### [Required task]
Every record should be written out exactly, with the pictures left out.

# # # #

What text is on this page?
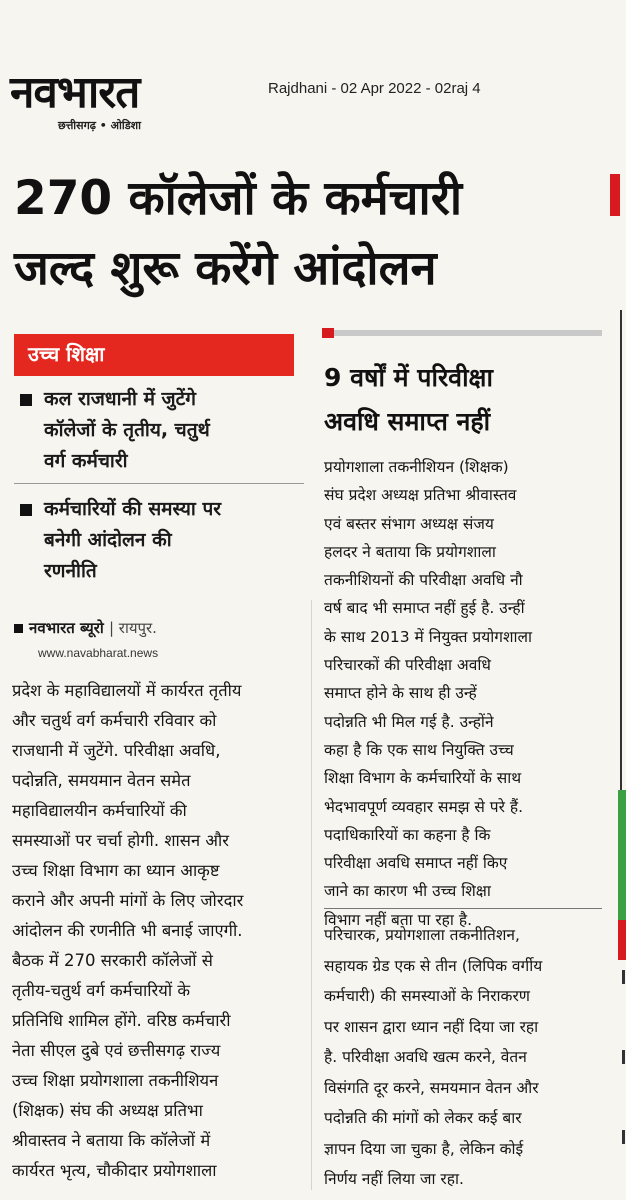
नवभारत
छत्तीसगढ़ • ओडिशा
Rajdhani - 02 Apr 2022 - 02raj 4
270 कॉलेजों के कर्मचारी
जल्द शुरू करेंगे आंदोलन
उच्च शिक्षा
कल राजधानी में जुटेंगे
कॉलेजों के तृतीय, चतुर्थ
वर्ग कर्मचारी
कर्मचारियों की समस्या पर
बनेगी आंदोलन की
रणनीति
नवभारत ब्यूरो | रायपुर.
www.navabharat.news
प्रदेश के महाविद्यालयों में कार्यरत तृतीय
और चतुर्थ वर्ग कर्मचारी रविवार को
राजधानी में जुटेंगे. परिवीक्षा अवधि,
पदोन्नति, समयमान वेतन समेत
महाविद्यालयीन कर्मचारियों की
समस्याओं पर चर्चा होगी. शासन और
उच्च शिक्षा विभाग का ध्यान आकृष्ट
कराने और अपनी मांगों के लिए जोरदार
आंदोलन की रणनीति भी बनाई जाएगी.
बैठक में 270 सरकारी कॉलेजों से
तृतीय-चतुर्थ वर्ग कर्मचारियों के
प्रतिनिधि शामिल होंगे. वरिष्ठ कर्मचारी
नेता सीएल दुबे एवं छत्तीसगढ़ राज्य
उच्च शिक्षा प्रयोगशाला तकनीशियन
(शिक्षक) संघ की अध्यक्ष प्रतिभा
श्रीवास्तव ने बताया कि कॉलेजों में
कार्यरत भृत्य, चौकीदार प्रयोगशाला
9 वर्षों में परिवीक्षा
अवधि समाप्त नहीं
प्रयोगशाला तकनीशियन (शिक्षक)
संघ प्रदेश अध्यक्ष प्रतिभा श्रीवास्तव
एवं बस्तर संभाग अध्यक्ष संजय
हलदर ने बताया कि प्रयोगशाला
तकनीशियनों की परिवीक्षा अवधि नौ
वर्ष बाद भी समाप्त नहीं हुई है. उन्हीं
के साथ 2013 में नियुक्त प्रयोगशाला
परिचारकों की परिवीक्षा अवधि
समाप्त होने के साथ ही उन्हें
पदोन्नति भी मिल गई है. उन्होंने
कहा है कि एक साथ नियुक्ति उच्च
शिक्षा विभाग के कर्मचारियों के साथ
भेदभावपूर्ण व्यवहार समझ से परे हैं.
पदाधिकारियों का कहना है कि
परिवीक्षा अवधि समाप्त नहीं किए
जाने का कारण भी उच्च शिक्षा
विभाग नहीं बता पा रहा है.
परिचारक, प्रयोगशाला तकनीतिशन,
सहायक ग्रेड एक से तीन (लिपिक वर्गीय
कर्मचारी) की समस्याओं के निराकरण
पर शासन द्वारा ध्यान नहीं दिया जा रहा
है. परिवीक्षा अवधि खत्म करने, वेतन
विसंगति दूर करने, समयमान वेतन और
पदोन्नति की मांगों को लेकर कई बार
ज्ञापन दिया जा चुका है, लेकिन कोई
निर्णय नहीं लिया जा रहा.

# # # #

### [Result of the task]
What text is on this page?
नवभारत
छत्तीसगढ़ • ओडिशा
Rajdhani - 02 Apr 2022 - 02raj 4
270 कॉलेजों के कर्मचारी
जल्द शुरू करेंगे आंदोलन
उच्च शिक्षा
कल राजधानी में जुटेंगे
कॉलेजों के तृतीय, चतुर्थ
वर्ग कर्मचारी
कर्मचारियों की समस्या पर
बनेगी आंदोलन की
रणनीति
नवभारत ब्यूरो | रायपुर.
www.navabharat.news
प्रदेश के महाविद्यालयों में कार्यरत तृतीय
और चतुर्थ वर्ग कर्मचारी रविवार को
राजधानी में जुटेंगे. परिवीक्षा अवधि,
पदोन्नति, समयमान वेतन समेत
महाविद्यालयीन कर्मचारियों की
समस्याओं पर चर्चा होगी. शासन और
उच्च शिक्षा विभाग का ध्यान आकृष्ट
कराने और अपनी मांगों के लिए जोरदार
आंदोलन की रणनीति भी बनाई जाएगी.
बैठक में 270 सरकारी कॉलेजों से
तृतीय-चतुर्थ वर्ग कर्मचारियों के
प्रतिनिधि शामिल होंगे. वरिष्ठ कर्मचारी
नेता सीएल दुबे एवं छत्तीसगढ़ राज्य
उच्च शिक्षा प्रयोगशाला तकनीशियन
(शिक्षक) संघ की अध्यक्ष प्रतिभा
श्रीवास्तव ने बताया कि कॉलेजों में
कार्यरत भृत्य, चौकीदार प्रयोगशाला
9 वर्षों में परिवीक्षा
अवधि समाप्त नहीं
प्रयोगशाला तकनीशियन (शिक्षक)
संघ प्रदेश अध्यक्ष प्रतिभा श्रीवास्तव
एवं बस्तर संभाग अध्यक्ष संजय
हलदर ने बताया कि प्रयोगशाला
तकनीशियनों की परिवीक्षा अवधि नौ
वर्ष बाद भी समाप्त नहीं हुई है. उन्हीं
के साथ 2013 में नियुक्त प्रयोगशाला
परिचारकों की परिवीक्षा अवधि
समाप्त होने के साथ ही उन्हें
पदोन्नति भी मिल गई है. उन्होंने
कहा है कि एक साथ नियुक्ति उच्च
शिक्षा विभाग के कर्मचारियों के साथ
भेदभावपूर्ण व्यवहार समझ से परे हैं.
पदाधिकारियों का कहना है कि
परिवीक्षा अवधि समाप्त नहीं किए
जाने का कारण भी उच्च शिक्षा
विभाग नहीं बता पा रहा है.
परिचारक, प्रयोगशाला तकनीतिशन,
सहायक ग्रेड एक से तीन (लिपिक वर्गीय
कर्मचारी) की समस्याओं के निराकरण
पर शासन द्वारा ध्यान नहीं दिया जा रहा
है. परिवीक्षा अवधि खत्म करने, वेतन
विसंगति दूर करने, समयमान वेतन और
पदोन्नति की मांगों को लेकर कई बार
ज्ञापन दिया जा चुका है, लेकिन कोई
निर्णय नहीं लिया जा रहा.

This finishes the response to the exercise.